* begin *

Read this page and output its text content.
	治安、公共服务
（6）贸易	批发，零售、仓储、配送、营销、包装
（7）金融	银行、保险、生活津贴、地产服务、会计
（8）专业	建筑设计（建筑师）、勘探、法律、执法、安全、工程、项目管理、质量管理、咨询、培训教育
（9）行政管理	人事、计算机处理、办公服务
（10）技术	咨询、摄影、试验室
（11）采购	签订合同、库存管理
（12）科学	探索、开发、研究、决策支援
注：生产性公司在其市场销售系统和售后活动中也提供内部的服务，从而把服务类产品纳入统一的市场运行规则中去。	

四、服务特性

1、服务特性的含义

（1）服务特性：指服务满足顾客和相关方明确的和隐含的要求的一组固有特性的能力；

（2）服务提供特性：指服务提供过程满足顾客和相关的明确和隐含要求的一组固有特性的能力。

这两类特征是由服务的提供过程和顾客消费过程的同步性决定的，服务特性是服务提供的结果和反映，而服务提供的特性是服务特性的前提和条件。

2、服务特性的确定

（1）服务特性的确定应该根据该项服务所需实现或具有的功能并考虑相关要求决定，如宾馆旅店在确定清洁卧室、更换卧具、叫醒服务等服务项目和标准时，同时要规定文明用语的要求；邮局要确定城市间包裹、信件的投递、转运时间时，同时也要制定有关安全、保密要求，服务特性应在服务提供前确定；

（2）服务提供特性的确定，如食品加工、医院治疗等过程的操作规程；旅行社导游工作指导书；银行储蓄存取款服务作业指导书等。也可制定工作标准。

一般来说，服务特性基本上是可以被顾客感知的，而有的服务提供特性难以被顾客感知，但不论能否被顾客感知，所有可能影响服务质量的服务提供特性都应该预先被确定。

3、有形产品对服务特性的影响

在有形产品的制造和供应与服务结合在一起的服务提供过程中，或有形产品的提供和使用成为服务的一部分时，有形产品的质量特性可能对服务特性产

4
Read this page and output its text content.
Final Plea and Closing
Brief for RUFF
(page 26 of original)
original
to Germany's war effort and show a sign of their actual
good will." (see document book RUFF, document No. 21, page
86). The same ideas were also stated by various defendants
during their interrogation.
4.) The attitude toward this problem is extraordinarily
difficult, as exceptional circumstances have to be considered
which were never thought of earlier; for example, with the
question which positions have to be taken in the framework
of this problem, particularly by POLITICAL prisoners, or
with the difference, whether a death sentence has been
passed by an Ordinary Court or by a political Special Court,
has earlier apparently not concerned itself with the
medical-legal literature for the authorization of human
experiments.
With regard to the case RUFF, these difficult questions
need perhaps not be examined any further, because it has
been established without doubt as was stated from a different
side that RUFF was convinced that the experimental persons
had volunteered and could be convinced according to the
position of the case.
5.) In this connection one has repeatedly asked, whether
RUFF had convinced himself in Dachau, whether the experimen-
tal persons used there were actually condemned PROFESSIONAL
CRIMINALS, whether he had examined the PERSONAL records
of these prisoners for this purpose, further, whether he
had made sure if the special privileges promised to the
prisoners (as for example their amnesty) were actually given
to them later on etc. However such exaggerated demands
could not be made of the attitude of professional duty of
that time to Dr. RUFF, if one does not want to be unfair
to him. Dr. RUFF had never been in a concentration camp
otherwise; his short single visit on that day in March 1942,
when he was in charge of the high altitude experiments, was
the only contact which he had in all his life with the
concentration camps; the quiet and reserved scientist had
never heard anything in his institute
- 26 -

* end *

Repeat the material above exactly.

* [Expected answer]:
Read this page and output its text content.
	治安、公共服务
（6）贸易	批发，零售、仓储、配送、营销、包装
（7）金融	银行、保险、生活津贴、地产服务、会计
（8）专业	建筑设计（建筑师）、勘探、法律、执法、安全、工程、项目管理、质量管理、咨询、培训教育
（9）行政管理	人事、计算机处理、办公服务
（10）技术	咨询、摄影、试验室
（11）采购	签订合同、库存管理
（12）科学	探索、开发、研究、决策支援
注：生产性公司在其市场销售系统和售后活动中也提供内部的服务，从而把服务类产品纳入统一的市场运行规则中去。	

四、服务特性

1、服务特性的含义

（1）服务特性：指服务满足顾客和相关方明确的和隐含的要求的一组固有特性的能力；

（2）服务提供特性：指服务提供过程满足顾客和相关的明确和隐含要求的一组固有特性的能力。

这两类特征是由服务的提供过程和顾客消费过程的同步性决定的，服务特性是服务提供的结果和反映，而服务提供的特性是服务特性的前提和条件。

2、服务特性的确定

（1）服务特性的确定应该根据该项服务所需实现或具有的功能并考虑相关要求决定，如宾馆旅店在确定清洁卧室、更换卧具、叫醒服务等服务项目和标准时，同时要规定文明用语的要求；邮局要确定城市间包裹、信件的投递、转运时间时，同时也要制定有关安全、保密要求，服务特性应在服务提供前确定；

（2）服务提供特性的确定，如食品加工、医院治疗等过程的操作规程；旅行社导游工作指导书；银行储蓄存取款服务作业指导书等。也可制定工作标准。

一般来说，服务特性基本上是可以被顾客感知的，而有的服务提供特性难以被顾客感知，但不论能否被顾客感知，所有可能影响服务质量的服务提供特性都应该预先被确定。

3、有形产品对服务特性的影响

在有形产品的制造和供应与服务结合在一起的服务提供过程中，或有形产品的提供和使用成为服务的一部分时，有形产品的质量特性可能对服务特性产

4
Read this page and output its text content.
Final Plea and Closing
Brief for RUFF
(page 26 of original)
original
to Germany's war effort and show a sign of their actual
good will." (see document book RUFF, document No. 21, page
86). The same ideas were also stated by various defendants
during their interrogation.
4.) The attitude toward this problem is extraordinarily
difficult, as exceptional circumstances have to be considered
which were never thought of earlier; for example, with the
question which positions have to be taken in the framework
of this problem, particularly by POLITICAL prisoners, or
with the difference, whether a death sentence has been
passed by an Ordinary Court or by a political Special Court,
has earlier apparently not concerned itself with the
medical-legal literature for the authorization of human
experiments.
With regard to the case RUFF, these difficult questions
need perhaps not be examined any further, because it has
been established without doubt as was stated from a different
side that RUFF was convinced that the experimental persons
had volunteered and could be convinced according to the
position of the case.
5.) In this connection one has repeatedly asked, whether
RUFF had convinced himself in Dachau, whether the experimen-
tal persons used there were actually condemned PROFESSIONAL
CRIMINALS, whether he had examined the PERSONAL records
of these prisoners for this purpose, further, whether he
had made sure if the special privileges promised to the
prisoners (as for example their amnesty) were actually given
to them later on etc. However such exaggerated demands
could not be made of the attitude of professional duty of
that time to Dr. RUFF, if one does not want to be unfair
to him. Dr. RUFF had never been in a concentration camp
otherwise; his short single visit on that day in March 1942,
when he was in charge of the high altitude experiments, was
the only contact which he had in all his life with the
concentration camps; the quiet and reserved scientist had
never heard anything in his institute
- 26 -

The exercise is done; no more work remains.